SOURCE DATA ▸

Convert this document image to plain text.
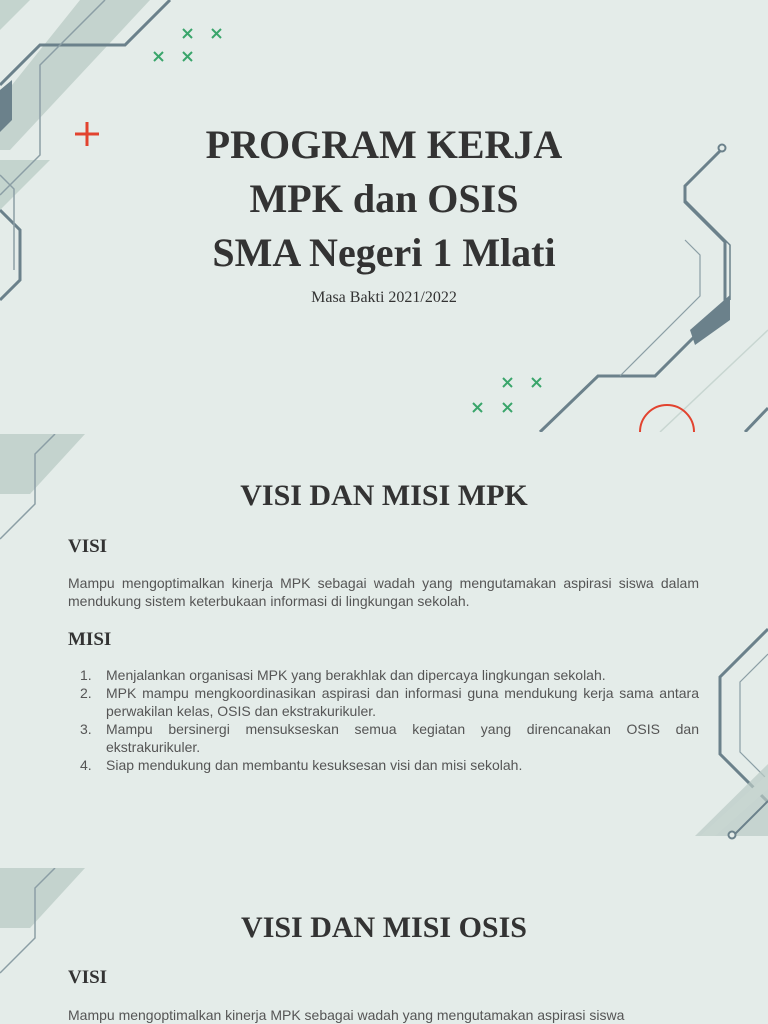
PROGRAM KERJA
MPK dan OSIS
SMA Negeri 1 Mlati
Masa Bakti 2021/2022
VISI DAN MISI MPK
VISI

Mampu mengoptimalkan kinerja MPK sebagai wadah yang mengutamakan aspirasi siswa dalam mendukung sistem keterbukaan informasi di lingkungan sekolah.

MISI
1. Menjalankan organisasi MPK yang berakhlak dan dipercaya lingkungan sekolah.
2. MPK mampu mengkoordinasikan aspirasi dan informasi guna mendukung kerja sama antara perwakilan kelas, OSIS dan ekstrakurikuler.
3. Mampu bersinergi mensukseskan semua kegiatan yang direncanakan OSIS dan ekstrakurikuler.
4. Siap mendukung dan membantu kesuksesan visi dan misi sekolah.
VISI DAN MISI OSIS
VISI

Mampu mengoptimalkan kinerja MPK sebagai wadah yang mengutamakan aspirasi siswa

THE TASK ▸
Transcribe the entries above verbatim, omitting their pictures.

COMPLETE OUTPUT ▸
Convert this document image to plain text.
PROGRAM KERJA
MPK dan OSIS
SMA Negeri 1 Mlati
Masa Bakti 2021/2022
VISI DAN MISI MPK
VISI

Mampu mengoptimalkan kinerja MPK sebagai wadah yang mengutamakan aspirasi siswa dalam mendukung sistem keterbukaan informasi di lingkungan sekolah.

MISI
1. Menjalankan organisasi MPK yang berakhlak dan dipercaya lingkungan sekolah.
2. MPK mampu mengkoordinasikan aspirasi dan informasi guna mendukung kerja sama antara perwakilan kelas, OSIS dan ekstrakurikuler.
3. Mampu bersinergi mensukseskan semua kegiatan yang direncanakan OSIS dan ekstrakurikuler.
4. Siap mendukung dan membantu kesuksesan visi dan misi sekolah.
VISI DAN MISI OSIS
VISI

Mampu mengoptimalkan kinerja MPK sebagai wadah yang mengutamakan aspirasi siswa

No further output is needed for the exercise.